__Dataset items__.

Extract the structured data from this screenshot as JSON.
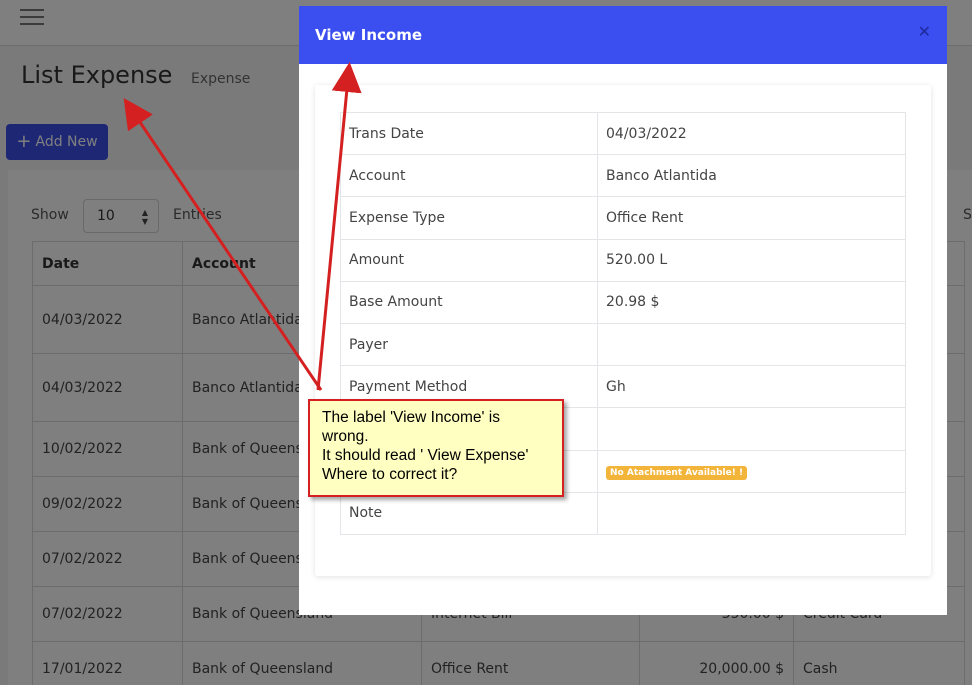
{
  "page": {
    "title": "List Expense",
    "breadcrumb": "Expense",
    "add_new_label": "Add New",
    "show_label": "Show",
    "show_value": "10",
    "entries_label": "Entries",
    "search_label_partial": "S"
  },
  "table": {
    "headers": [
      "Date",
      "Account",
      "",
      "",
      ""
    ],
    "rows": [
      {
        "date": "04/03/2022",
        "account": "Banco Atlantida",
        "type": "",
        "amount": "",
        "method": ""
      },
      {
        "date": "04/03/2022",
        "account": "Banco Atlantida",
        "type": "",
        "amount": "",
        "method": ""
      },
      {
        "date": "10/02/2022",
        "account": "Bank of Queensland",
        "type": "",
        "amount": "",
        "method": ""
      },
      {
        "date": "09/02/2022",
        "account": "Bank of Queensland",
        "type": "",
        "amount": "",
        "method": ""
      },
      {
        "date": "07/02/2022",
        "account": "Bank of Queensland",
        "type": "",
        "amount": "",
        "method": ""
      },
      {
        "date": "07/02/2022",
        "account": "Bank of Queensland",
        "type": "Internet Bill",
        "amount": "350.00 $",
        "method": "Credit Card"
      },
      {
        "date": "17/01/2022",
        "account": "Bank of Queensland",
        "type": "Office Rent",
        "amount": "20,000.00 $",
        "method": "Cash"
      }
    ]
  },
  "modal": {
    "title": "View Income",
    "close_icon": "times-icon",
    "rows": [
      {
        "label": "Trans Date",
        "value": "04/03/2022"
      },
      {
        "label": "Account",
        "value": "Banco Atlantida"
      },
      {
        "label": "Expense Type",
        "value": "Office Rent"
      },
      {
        "label": "Amount",
        "value": "520.00 L"
      },
      {
        "label": "Base Amount",
        "value": "20.98 $"
      },
      {
        "label": "Payer",
        "value": ""
      },
      {
        "label": "Payment Method",
        "value": "Gh"
      },
      {
        "label": "",
        "value": ""
      },
      {
        "label": "",
        "value": ""
      },
      {
        "label": "Note",
        "value": ""
      }
    ],
    "attachment_badge": "No Atachment Available! !"
  },
  "annotation": {
    "lines": [
      "The label 'View Income' is",
      "wrong.",
      "It should read ' View Expense'",
      "Where to correct it?"
    ]
  },
  "colors": {
    "primary": "#3b4ef0",
    "badge": "#f3b43a",
    "callout_bg": "#ffffc2",
    "callout_border": "#d42020"
  }
}
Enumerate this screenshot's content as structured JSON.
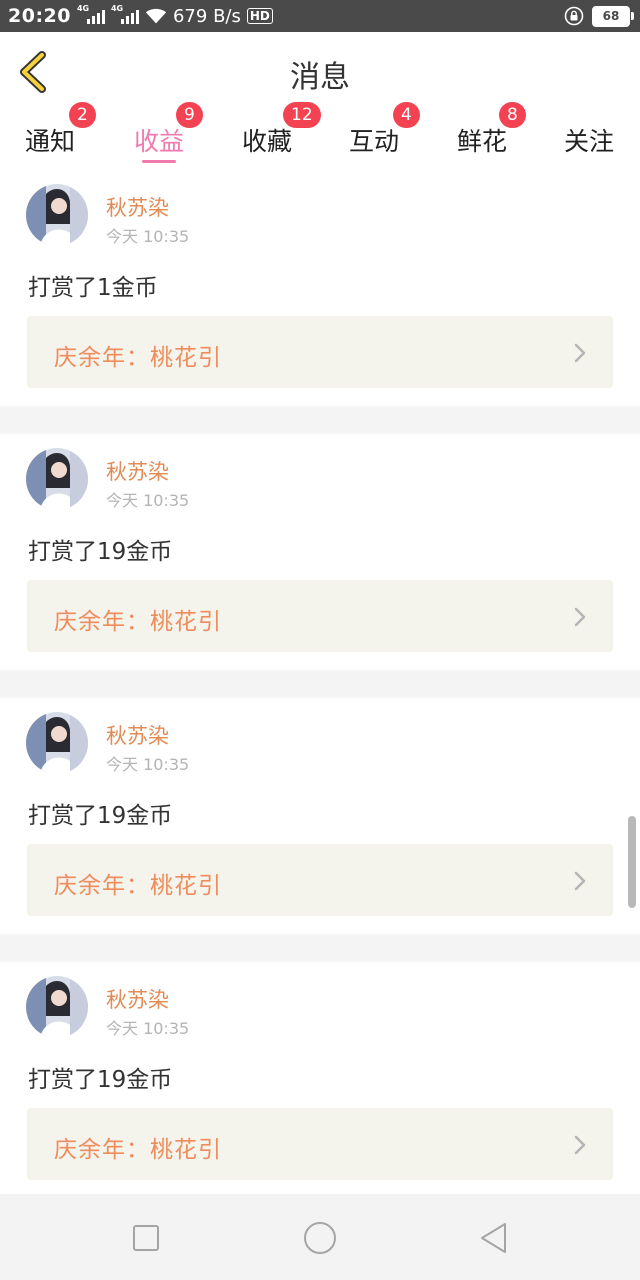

__EXERCISE BRIEF__. Every record above should be transcribed exactly; the pictures stay out of the copy.

__FULL OUTPUT__.
Extract the structured data from this screenshot as JSON.
{
  "page": {
    "title": "List Expense",
    "breadcrumb": "Expense",
    "add_new_label": "Add New",
    "show_label": "Show",
    "show_value": "10",
    "entries_label": "Entries",
    "search_label_partial": "S"
  },
  "table": {
    "headers": [
      "Date",
      "Account",
      "",
      "",
      ""
    ],
    "rows": [
      {
        "date": "04/03/2022",
        "account": "Banco Atlantida",
        "type": "",
        "amount": "",
        "method": ""
      },
      {
        "date": "04/03/2022",
        "account": "Banco Atlantida",
        "type": "",
        "amount": "",
        "method": ""
      },
      {
        "date": "10/02/2022",
        "account": "Bank of Queensland",
        "type": "",
        "amount": "",
        "method": ""
      },
      {
        "date": "09/02/2022",
        "account": "Bank of Queensland",
        "type": "",
        "amount": "",
        "method": ""
      },
      {
        "date": "07/02/2022",
        "account": "Bank of Queensland",
        "type": "",
        "amount": "",
        "method": ""
      },
      {
        "date": "07/02/2022",
        "account": "Bank of Queensland",
        "type": "Internet Bill",
        "amount": "350.00 $",
        "method": "Credit Card"
      },
      {
        "date": "17/01/2022",
        "account": "Bank of Queensland",
        "type": "Office Rent",
        "amount": "20,000.00 $",
        "method": "Cash"
      }
    ]
  },
  "modal": {
    "title": "View Income",
    "close_icon": "times-icon",
    "rows": [
      {
        "label": "Trans Date",
        "value": "04/03/2022"
      },
      {
        "label": "Account",
        "value": "Banco Atlantida"
      },
      {
        "label": "Expense Type",
        "value": "Office Rent"
      },
      {
        "label": "Amount",
        "value": "520.00 L"
      },
      {
        "label": "Base Amount",
        "value": "20.98 $"
      },
      {
        "label": "Payer",
        "value": ""
      },
      {
        "label": "Payment Method",
        "value": "Gh"
      },
      {
        "label": "",
        "value": ""
      },
      {
        "label": "",
        "value": ""
      },
      {
        "label": "Note",
        "value": ""
      }
    ],
    "attachment_badge": "No Atachment Available! !"
  },
  "annotation": {
    "lines": [
      "The label 'View Income' is",
      "wrong.",
      "It should read ' View Expense'",
      "Where to correct it?"
    ]
  },
  "colors": {
    "primary": "#3b4ef0",
    "badge": "#f3b43a",
    "callout_bg": "#ffffc2",
    "callout_border": "#d42020"
  }
}
Enumerate this screenshot's content as structured JSON.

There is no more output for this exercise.